Records to use:

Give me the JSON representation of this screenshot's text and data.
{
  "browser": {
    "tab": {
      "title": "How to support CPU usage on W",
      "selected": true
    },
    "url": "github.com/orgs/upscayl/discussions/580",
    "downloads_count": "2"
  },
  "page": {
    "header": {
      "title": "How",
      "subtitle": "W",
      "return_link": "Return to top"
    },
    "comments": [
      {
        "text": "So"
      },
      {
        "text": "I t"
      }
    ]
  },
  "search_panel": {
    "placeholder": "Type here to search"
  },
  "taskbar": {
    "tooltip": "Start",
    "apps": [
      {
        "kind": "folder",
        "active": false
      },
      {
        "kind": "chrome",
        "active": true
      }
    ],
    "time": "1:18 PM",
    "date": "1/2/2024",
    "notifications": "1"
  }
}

Set task: Write the material out exactly, with nothing left out.

The reply:
Give me the JSON representation of this screenshot's text and data.
{
  "browser": {
    "tab": {
      "title": "How to support CPU usage on W",
      "selected": true
    },
    "url": "github.com/orgs/upscayl/discussions/580",
    "downloads_count": "2"
  },
  "page": {
    "header": {
      "title": "How",
      "subtitle": "W",
      "return_link": "Return to top"
    },
    "comments": [
      {
        "text": "So"
      },
      {
        "text": "I t"
      }
    ]
  },
  "search_panel": {
    "placeholder": "Type here to search"
  },
  "taskbar": {
    "tooltip": "Start",
    "apps": [
      {
        "kind": "folder",
        "active": false
      },
      {
        "kind": "chrome",
        "active": true
      }
    ],
    "time": "1:18 PM",
    "date": "1/2/2024",
    "notifications": "1"
  }
}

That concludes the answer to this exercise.